*TASK INSTRUCTIONS*:
From the listing below, count the lines where the string "last" occurs. Give the number, with no other words.

◆ ◆ ◆ ◆ ◆

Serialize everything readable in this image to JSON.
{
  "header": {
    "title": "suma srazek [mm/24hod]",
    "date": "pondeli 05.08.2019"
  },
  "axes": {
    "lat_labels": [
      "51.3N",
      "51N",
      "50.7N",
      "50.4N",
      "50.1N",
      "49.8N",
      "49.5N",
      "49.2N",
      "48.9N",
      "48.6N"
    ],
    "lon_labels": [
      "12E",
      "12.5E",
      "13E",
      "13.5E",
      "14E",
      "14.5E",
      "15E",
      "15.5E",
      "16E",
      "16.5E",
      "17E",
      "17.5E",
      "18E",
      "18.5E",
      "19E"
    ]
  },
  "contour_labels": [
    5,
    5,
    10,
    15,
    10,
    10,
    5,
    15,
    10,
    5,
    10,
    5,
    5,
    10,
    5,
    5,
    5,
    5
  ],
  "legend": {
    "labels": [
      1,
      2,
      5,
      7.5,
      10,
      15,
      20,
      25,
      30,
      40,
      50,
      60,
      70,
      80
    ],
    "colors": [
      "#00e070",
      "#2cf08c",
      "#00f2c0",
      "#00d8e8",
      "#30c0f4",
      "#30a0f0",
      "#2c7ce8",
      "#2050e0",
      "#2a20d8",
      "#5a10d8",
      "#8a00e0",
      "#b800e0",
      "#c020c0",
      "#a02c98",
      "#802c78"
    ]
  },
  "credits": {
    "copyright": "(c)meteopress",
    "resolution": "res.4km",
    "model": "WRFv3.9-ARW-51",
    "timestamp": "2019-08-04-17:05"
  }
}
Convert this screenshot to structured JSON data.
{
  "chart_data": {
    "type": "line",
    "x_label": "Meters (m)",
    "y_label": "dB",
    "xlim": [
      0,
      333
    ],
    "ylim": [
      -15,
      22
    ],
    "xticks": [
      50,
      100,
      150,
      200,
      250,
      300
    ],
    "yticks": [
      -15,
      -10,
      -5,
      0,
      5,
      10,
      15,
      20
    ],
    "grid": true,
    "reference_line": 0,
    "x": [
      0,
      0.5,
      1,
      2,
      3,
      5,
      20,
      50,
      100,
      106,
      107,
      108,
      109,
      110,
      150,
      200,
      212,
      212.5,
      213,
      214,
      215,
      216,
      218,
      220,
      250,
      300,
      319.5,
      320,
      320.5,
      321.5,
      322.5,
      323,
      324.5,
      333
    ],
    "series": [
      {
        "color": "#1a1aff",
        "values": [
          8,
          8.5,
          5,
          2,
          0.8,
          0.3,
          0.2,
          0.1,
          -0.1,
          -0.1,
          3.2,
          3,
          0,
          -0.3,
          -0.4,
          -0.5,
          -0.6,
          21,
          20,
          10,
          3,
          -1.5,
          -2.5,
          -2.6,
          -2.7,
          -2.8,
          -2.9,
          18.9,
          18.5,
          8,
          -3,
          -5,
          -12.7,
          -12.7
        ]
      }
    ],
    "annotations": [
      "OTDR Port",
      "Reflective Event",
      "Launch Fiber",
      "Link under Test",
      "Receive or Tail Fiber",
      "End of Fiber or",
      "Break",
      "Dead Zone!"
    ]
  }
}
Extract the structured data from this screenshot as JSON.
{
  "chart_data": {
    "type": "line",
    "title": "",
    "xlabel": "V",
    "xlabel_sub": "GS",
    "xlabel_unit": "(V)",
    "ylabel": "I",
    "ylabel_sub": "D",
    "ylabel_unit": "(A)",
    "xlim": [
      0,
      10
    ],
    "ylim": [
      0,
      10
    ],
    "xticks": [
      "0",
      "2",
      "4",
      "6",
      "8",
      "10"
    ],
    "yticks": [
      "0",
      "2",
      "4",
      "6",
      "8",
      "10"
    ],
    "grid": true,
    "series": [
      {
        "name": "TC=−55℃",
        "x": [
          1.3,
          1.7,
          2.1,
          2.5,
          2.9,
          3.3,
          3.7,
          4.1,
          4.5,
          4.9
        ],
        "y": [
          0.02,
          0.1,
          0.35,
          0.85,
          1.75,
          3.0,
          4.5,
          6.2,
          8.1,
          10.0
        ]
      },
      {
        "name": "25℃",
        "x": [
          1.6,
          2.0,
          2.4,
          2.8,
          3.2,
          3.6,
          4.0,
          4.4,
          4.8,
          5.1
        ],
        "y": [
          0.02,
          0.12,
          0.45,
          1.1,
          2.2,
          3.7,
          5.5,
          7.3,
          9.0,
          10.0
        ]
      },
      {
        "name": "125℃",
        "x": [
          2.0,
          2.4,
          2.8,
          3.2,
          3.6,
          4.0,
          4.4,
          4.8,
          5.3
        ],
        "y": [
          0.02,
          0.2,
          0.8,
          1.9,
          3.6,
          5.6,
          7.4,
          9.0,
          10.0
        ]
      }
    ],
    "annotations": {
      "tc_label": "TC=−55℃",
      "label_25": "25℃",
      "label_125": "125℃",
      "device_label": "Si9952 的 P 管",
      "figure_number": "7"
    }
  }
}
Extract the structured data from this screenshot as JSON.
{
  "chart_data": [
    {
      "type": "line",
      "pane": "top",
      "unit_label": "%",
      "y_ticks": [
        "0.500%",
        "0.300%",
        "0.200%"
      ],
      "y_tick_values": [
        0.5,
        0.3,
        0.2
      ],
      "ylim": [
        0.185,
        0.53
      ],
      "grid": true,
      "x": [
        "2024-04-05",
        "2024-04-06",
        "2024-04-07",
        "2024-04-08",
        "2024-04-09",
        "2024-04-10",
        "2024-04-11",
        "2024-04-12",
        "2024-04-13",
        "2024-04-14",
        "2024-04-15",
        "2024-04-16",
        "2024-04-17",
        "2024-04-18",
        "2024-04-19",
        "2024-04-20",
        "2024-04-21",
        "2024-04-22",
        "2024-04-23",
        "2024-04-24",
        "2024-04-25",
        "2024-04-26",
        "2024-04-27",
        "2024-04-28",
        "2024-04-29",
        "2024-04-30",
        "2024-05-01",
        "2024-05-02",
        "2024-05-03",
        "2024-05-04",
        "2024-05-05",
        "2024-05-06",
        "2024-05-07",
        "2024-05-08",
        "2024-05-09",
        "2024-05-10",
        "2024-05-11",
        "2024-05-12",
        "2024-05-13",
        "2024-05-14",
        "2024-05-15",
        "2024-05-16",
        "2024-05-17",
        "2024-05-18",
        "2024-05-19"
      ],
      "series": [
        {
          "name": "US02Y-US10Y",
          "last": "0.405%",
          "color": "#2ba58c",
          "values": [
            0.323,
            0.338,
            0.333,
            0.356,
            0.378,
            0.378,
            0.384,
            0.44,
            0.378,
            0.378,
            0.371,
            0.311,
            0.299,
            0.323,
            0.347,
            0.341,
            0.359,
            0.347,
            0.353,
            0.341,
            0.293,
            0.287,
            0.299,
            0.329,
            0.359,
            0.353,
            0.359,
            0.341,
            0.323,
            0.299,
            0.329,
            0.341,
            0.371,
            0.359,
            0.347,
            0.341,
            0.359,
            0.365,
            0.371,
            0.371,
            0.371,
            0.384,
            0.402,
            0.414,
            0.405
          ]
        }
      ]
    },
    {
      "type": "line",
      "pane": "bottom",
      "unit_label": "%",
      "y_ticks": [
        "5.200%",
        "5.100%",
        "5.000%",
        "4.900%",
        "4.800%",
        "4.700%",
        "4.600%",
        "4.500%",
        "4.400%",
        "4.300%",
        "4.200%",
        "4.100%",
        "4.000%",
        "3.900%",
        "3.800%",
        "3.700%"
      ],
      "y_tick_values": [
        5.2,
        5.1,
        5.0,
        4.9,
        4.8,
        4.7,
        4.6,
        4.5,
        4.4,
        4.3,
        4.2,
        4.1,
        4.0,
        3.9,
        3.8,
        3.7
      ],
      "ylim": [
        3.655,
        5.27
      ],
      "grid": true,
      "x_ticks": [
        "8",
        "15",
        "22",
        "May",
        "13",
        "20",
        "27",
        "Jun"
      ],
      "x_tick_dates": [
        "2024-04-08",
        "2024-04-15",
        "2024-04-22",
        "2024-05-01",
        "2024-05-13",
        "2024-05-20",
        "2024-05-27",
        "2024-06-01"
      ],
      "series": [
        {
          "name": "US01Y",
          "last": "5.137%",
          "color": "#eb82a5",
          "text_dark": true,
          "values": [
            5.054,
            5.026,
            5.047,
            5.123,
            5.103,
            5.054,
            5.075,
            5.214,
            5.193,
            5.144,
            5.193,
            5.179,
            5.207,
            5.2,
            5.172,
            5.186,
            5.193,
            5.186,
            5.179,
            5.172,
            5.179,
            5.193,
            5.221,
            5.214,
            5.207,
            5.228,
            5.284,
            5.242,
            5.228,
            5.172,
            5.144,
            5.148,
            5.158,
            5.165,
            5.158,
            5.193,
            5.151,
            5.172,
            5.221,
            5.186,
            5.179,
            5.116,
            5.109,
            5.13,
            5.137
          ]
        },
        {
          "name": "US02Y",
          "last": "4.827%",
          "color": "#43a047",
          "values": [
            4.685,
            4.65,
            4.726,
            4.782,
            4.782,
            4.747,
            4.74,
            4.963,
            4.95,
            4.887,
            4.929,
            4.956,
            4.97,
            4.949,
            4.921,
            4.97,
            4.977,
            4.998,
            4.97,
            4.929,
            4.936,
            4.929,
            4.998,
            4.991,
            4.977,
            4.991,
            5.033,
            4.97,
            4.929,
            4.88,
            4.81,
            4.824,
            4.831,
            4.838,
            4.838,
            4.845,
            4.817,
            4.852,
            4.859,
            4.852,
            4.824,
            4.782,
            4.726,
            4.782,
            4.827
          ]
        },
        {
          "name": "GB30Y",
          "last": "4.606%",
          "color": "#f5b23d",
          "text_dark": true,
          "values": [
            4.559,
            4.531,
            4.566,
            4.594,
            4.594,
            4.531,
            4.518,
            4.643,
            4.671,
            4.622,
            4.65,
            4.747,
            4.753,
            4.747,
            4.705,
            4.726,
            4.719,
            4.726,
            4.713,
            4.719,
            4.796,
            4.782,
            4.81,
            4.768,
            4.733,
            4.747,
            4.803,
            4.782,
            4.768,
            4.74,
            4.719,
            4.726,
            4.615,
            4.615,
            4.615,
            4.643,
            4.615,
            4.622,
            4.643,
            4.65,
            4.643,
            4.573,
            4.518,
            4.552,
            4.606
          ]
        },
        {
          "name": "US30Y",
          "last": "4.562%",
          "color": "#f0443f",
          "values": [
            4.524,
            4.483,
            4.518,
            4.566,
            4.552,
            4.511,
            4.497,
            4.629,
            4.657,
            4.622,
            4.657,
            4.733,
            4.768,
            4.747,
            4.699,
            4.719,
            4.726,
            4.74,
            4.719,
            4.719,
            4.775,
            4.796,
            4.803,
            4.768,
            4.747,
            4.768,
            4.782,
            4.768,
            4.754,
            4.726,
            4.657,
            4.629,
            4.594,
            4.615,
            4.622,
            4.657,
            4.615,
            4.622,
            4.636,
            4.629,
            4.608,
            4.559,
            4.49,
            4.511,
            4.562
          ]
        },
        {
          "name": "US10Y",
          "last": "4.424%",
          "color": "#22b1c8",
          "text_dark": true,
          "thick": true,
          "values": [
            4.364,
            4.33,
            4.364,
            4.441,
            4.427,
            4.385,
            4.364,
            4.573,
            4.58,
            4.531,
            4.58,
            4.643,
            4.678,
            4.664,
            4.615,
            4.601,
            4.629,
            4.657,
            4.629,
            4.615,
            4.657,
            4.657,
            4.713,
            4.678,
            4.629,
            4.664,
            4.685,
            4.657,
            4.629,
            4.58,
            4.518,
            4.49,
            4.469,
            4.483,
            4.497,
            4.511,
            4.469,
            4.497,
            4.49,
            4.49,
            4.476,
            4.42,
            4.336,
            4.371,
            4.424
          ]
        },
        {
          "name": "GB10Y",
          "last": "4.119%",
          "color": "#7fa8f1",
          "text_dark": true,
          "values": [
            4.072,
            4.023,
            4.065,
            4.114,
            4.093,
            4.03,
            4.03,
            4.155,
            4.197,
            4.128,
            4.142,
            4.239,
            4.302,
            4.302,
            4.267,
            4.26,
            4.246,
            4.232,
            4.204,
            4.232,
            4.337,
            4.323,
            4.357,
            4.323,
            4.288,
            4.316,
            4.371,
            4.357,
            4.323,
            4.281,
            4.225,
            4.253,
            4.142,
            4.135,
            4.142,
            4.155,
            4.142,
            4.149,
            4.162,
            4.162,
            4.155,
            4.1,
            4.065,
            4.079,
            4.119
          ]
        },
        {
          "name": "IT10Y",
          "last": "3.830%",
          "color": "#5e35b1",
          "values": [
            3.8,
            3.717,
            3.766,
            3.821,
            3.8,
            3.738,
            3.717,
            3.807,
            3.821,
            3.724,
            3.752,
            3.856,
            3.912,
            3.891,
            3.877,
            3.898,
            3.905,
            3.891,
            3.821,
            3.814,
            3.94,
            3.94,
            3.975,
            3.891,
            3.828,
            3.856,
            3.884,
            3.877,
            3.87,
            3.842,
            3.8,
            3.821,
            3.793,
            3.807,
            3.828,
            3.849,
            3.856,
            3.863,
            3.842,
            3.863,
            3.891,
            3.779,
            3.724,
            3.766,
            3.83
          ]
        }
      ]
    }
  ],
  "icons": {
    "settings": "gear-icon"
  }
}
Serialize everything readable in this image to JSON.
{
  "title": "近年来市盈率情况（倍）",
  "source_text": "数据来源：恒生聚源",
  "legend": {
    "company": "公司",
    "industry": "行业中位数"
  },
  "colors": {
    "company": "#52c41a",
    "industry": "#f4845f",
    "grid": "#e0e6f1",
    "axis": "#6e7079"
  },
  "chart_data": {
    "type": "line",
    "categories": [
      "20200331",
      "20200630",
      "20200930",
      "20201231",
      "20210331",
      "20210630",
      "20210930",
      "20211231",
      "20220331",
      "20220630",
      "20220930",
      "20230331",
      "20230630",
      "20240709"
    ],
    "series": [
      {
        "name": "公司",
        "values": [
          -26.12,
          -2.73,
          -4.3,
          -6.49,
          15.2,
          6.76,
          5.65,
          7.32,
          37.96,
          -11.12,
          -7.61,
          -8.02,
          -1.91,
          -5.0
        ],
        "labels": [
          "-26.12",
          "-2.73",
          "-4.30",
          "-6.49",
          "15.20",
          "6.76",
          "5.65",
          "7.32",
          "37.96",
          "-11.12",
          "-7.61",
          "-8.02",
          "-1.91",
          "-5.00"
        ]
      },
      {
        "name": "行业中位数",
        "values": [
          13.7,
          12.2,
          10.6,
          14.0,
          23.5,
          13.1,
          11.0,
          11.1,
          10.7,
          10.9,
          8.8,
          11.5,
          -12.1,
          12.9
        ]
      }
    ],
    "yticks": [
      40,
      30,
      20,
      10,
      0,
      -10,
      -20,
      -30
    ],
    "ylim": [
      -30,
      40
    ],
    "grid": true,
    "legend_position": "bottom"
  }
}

◆ ◆ ◆ ◆ ◆

*OUTPUT OF THE EXERCISE*:
8